::: RECORDS TO PROCESS :::

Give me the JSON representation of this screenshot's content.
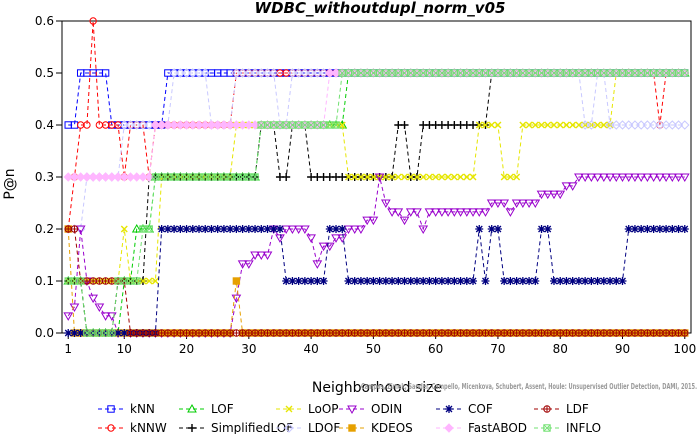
{
  "chart_data": {
    "type": "line",
    "title": "WDBC_withoutdupl_norm_v05",
    "xlabel": "Neighborhood size",
    "ylabel": "P@n",
    "xlim": [
      0,
      101
    ],
    "ylim": [
      0,
      0.6
    ],
    "xticks": [
      1,
      10,
      20,
      30,
      40,
      50,
      60,
      70,
      80,
      90,
      100
    ],
    "yticks": [
      0.0,
      0.1,
      0.2,
      0.3,
      0.4,
      0.5,
      0.6
    ],
    "xtick_labels": [
      "1",
      "10",
      "20",
      "30",
      "40",
      "50",
      "60",
      "70",
      "80",
      "90",
      "100"
    ],
    "ytick_labels": [
      "0.0",
      "0.1",
      "0.2",
      "0.3",
      "0.4",
      "0.5",
      "0.6"
    ],
    "grid": false,
    "legend_position": "bottom",
    "watermark": "Campos, Zimek, Sander, Campello, Micenkova, Schubert, Assent, Houle: Unsupervised Outlier Detection, DAMI, 2015.",
    "series": [
      {
        "name": "kNN",
        "color": "#0000ff",
        "marker": "square",
        "values": [
          {
            "from": 1,
            "to": 2,
            "y": 0.4
          },
          {
            "from": 3,
            "to": 7,
            "y": 0.5
          },
          {
            "from": 8,
            "to": 16,
            "y": 0.4
          },
          {
            "from": 17,
            "to": 100,
            "y": 0.5
          }
        ]
      },
      {
        "name": "kNNW",
        "color": "#ff0000",
        "marker": "circle",
        "values": [
          {
            "from": 1,
            "to": 1,
            "y": 0.2
          },
          {
            "from": 2,
            "to": 2,
            "y": 0.3
          },
          {
            "from": 3,
            "to": 4,
            "y": 0.4
          },
          {
            "from": 5,
            "to": 5,
            "y": 0.6
          },
          {
            "from": 6,
            "to": 9,
            "y": 0.4
          },
          {
            "from": 10,
            "to": 10,
            "y": 0.3
          },
          {
            "from": 11,
            "to": 13,
            "y": 0.4
          },
          {
            "from": 14,
            "to": 14,
            "y": 0.3
          },
          {
            "from": 15,
            "to": 27,
            "y": 0.4
          },
          {
            "from": 28,
            "to": 95,
            "y": 0.5
          },
          {
            "from": 96,
            "to": 96,
            "y": 0.4
          },
          {
            "from": 97,
            "to": 100,
            "y": 0.5
          }
        ]
      },
      {
        "name": "LOF",
        "color": "#00cc00",
        "marker": "triangle-up",
        "values": [
          {
            "from": 1,
            "to": 3,
            "y": 0.1
          },
          {
            "from": 4,
            "to": 9,
            "y": 0.0
          },
          {
            "from": 10,
            "to": 11,
            "y": 0.1
          },
          {
            "from": 12,
            "to": 14,
            "y": 0.2
          },
          {
            "from": 15,
            "to": 31,
            "y": 0.3
          },
          {
            "from": 32,
            "to": 45,
            "y": 0.4
          },
          {
            "from": 46,
            "to": 100,
            "y": 0.5
          }
        ]
      },
      {
        "name": "SimplifiedLOF",
        "color": "#000000",
        "marker": "plus",
        "values": [
          {
            "from": 1,
            "to": 3,
            "y": 0.1
          },
          {
            "from": 4,
            "to": 8,
            "y": 0.0
          },
          {
            "from": 9,
            "to": 13,
            "y": 0.1
          },
          {
            "from": 14,
            "to": 31,
            "y": 0.3
          },
          {
            "from": 32,
            "to": 34,
            "y": 0.4
          },
          {
            "from": 35,
            "to": 36,
            "y": 0.3
          },
          {
            "from": 37,
            "to": 39,
            "y": 0.4
          },
          {
            "from": 40,
            "to": 53,
            "y": 0.3
          },
          {
            "from": 54,
            "to": 55,
            "y": 0.4
          },
          {
            "from": 56,
            "to": 57,
            "y": 0.3
          },
          {
            "from": 58,
            "to": 68,
            "y": 0.4
          },
          {
            "from": 69,
            "to": 100,
            "y": 0.5
          }
        ]
      },
      {
        "name": "LoOP",
        "color": "#e6e600",
        "marker": "x",
        "values": [
          {
            "from": 1,
            "to": 9,
            "y": 0.1
          },
          {
            "from": 10,
            "to": 10,
            "y": 0.2
          },
          {
            "from": 11,
            "to": 15,
            "y": 0.1
          },
          {
            "from": 16,
            "to": 27,
            "y": 0.3
          },
          {
            "from": 28,
            "to": 45,
            "y": 0.4
          },
          {
            "from": 46,
            "to": 66,
            "y": 0.3
          },
          {
            "from": 67,
            "to": 70,
            "y": 0.4
          },
          {
            "from": 71,
            "to": 73,
            "y": 0.3
          },
          {
            "from": 74,
            "to": 88,
            "y": 0.4
          },
          {
            "from": 89,
            "to": 100,
            "y": 0.5
          }
        ]
      },
      {
        "name": "LDOF",
        "color": "#c8c8ff",
        "marker": "diamond",
        "values": [
          {
            "from": 1,
            "to": 3,
            "y": 0.2
          },
          {
            "from": 4,
            "to": 9,
            "y": 0.3
          },
          {
            "from": 10,
            "to": 17,
            "y": 0.4
          },
          {
            "from": 18,
            "to": 23,
            "y": 0.5
          },
          {
            "from": 24,
            "to": 27,
            "y": 0.4
          },
          {
            "from": 28,
            "to": 34,
            "y": 0.5
          },
          {
            "from": 35,
            "to": 36,
            "y": 0.4
          },
          {
            "from": 37,
            "to": 83,
            "y": 0.5
          },
          {
            "from": 84,
            "to": 85,
            "y": 0.4
          },
          {
            "from": 86,
            "to": 87,
            "y": 0.5
          },
          {
            "from": 88,
            "to": 100,
            "y": 0.4
          }
        ]
      },
      {
        "name": "ODIN",
        "color": "#9900cc",
        "marker": "triangle-down",
        "values": [
          {
            "x": 1,
            "y": 0.033
          },
          {
            "x": 2,
            "y": 0.05
          },
          {
            "x": 3,
            "y": 0.2
          },
          {
            "x": 4,
            "y": 0.1
          },
          {
            "x": 5,
            "y": 0.067
          },
          {
            "x": 6,
            "y": 0.05
          },
          {
            "x": 7,
            "y": 0.033
          },
          {
            "x": 8,
            "y": 0.033
          },
          {
            "x": 9,
            "y": 0.0
          },
          {
            "x": 10,
            "y": 0.0
          },
          {
            "from": 11,
            "to": 27,
            "y": 0.0
          },
          {
            "x": 28,
            "y": 0.067
          },
          {
            "x": 29,
            "y": 0.133
          },
          {
            "x": 30,
            "y": 0.133
          },
          {
            "x": 31,
            "y": 0.15
          },
          {
            "x": 32,
            "y": 0.15
          },
          {
            "x": 33,
            "y": 0.15
          },
          {
            "x": 34,
            "y": 0.2
          },
          {
            "x": 35,
            "y": 0.183
          },
          {
            "x": 36,
            "y": 0.2
          },
          {
            "x": 37,
            "y": 0.2
          },
          {
            "x": 38,
            "y": 0.2
          },
          {
            "x": 39,
            "y": 0.2
          },
          {
            "x": 40,
            "y": 0.183
          },
          {
            "x": 41,
            "y": 0.133
          },
          {
            "x": 42,
            "y": 0.167
          },
          {
            "x": 43,
            "y": 0.167
          },
          {
            "x": 44,
            "y": 0.183
          },
          {
            "x": 45,
            "y": 0.183
          },
          {
            "x": 46,
            "y": 0.2
          },
          {
            "x": 47,
            "y": 0.2
          },
          {
            "x": 48,
            "y": 0.2
          },
          {
            "x": 49,
            "y": 0.217
          },
          {
            "x": 50,
            "y": 0.217
          },
          {
            "x": 51,
            "y": 0.3
          },
          {
            "x": 52,
            "y": 0.25
          },
          {
            "x": 53,
            "y": 0.233
          },
          {
            "x": 54,
            "y": 0.233
          },
          {
            "x": 55,
            "y": 0.217
          },
          {
            "x": 56,
            "y": 0.233
          },
          {
            "x": 57,
            "y": 0.233
          },
          {
            "x": 58,
            "y": 0.2
          },
          {
            "from": 59,
            "to": 68,
            "y": 0.233
          },
          {
            "from": 69,
            "to": 71,
            "y": 0.25
          },
          {
            "x": 72,
            "y": 0.233
          },
          {
            "from": 73,
            "to": 76,
            "y": 0.25
          },
          {
            "from": 77,
            "to": 80,
            "y": 0.267
          },
          {
            "from": 81,
            "to": 82,
            "y": 0.283
          },
          {
            "from": 83,
            "to": 100,
            "y": 0.3
          }
        ]
      },
      {
        "name": "KDEOS",
        "color": "#e6a000",
        "marker": "square-filled",
        "values": [
          {
            "x": 1,
            "y": 0.2
          },
          {
            "from": 2,
            "to": 27,
            "y": 0.0
          },
          {
            "x": 28,
            "y": 0.1
          },
          {
            "from": 29,
            "to": 100,
            "y": 0.0
          }
        ]
      },
      {
        "name": "COF",
        "color": "#000080",
        "marker": "asterisk",
        "values": [
          {
            "from": 1,
            "to": 15,
            "y": 0.0
          },
          {
            "from": 16,
            "to": 35,
            "y": 0.2
          },
          {
            "from": 36,
            "to": 42,
            "y": 0.1
          },
          {
            "from": 43,
            "to": 45,
            "y": 0.2
          },
          {
            "from": 46,
            "to": 66,
            "y": 0.1
          },
          {
            "x": 67,
            "y": 0.2
          },
          {
            "x": 68,
            "y": 0.1
          },
          {
            "from": 69,
            "to": 70,
            "y": 0.2
          },
          {
            "from": 71,
            "to": 76,
            "y": 0.1
          },
          {
            "from": 77,
            "to": 78,
            "y": 0.2
          },
          {
            "from": 79,
            "to": 90,
            "y": 0.1
          },
          {
            "from": 91,
            "to": 100,
            "y": 0.2
          }
        ]
      },
      {
        "name": "FastABOD",
        "color": "#ffb6ff",
        "marker": "diamond-filled",
        "values": [
          {
            "from": 1,
            "to": 14,
            "y": 0.3
          },
          {
            "from": 15,
            "to": 42,
            "y": 0.4
          },
          {
            "from": 43,
            "to": 100,
            "y": 0.5
          }
        ]
      },
      {
        "name": "LDF",
        "color": "#a00000",
        "marker": "circle-plus",
        "values": [
          {
            "x": 1,
            "y": 0.2
          },
          {
            "x": 2,
            "y": 0.2
          },
          {
            "from": 3,
            "to": 10,
            "y": 0.1
          },
          {
            "from": 11,
            "to": 27,
            "y": 0.0
          },
          {
            "from": 28,
            "to": 100,
            "y": 0.0
          }
        ]
      },
      {
        "name": "INFLO",
        "color": "#70e070",
        "marker": "square-x",
        "values": [
          {
            "from": 1,
            "to": 3,
            "y": 0.1
          },
          {
            "from": 4,
            "to": 8,
            "y": 0.0
          },
          {
            "from": 9,
            "to": 12,
            "y": 0.1
          },
          {
            "from": 13,
            "to": 14,
            "y": 0.2
          },
          {
            "from": 15,
            "to": 31,
            "y": 0.3
          },
          {
            "from": 32,
            "to": 44,
            "y": 0.4
          },
          {
            "from": 45,
            "to": 100,
            "y": 0.5
          }
        ]
      }
    ]
  }
}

:::

• EXERCISE TASK:
Counting only lines of the data above that hold "name", report the total and nothing else.

• SOLUTION TO THE EXERCISE:
12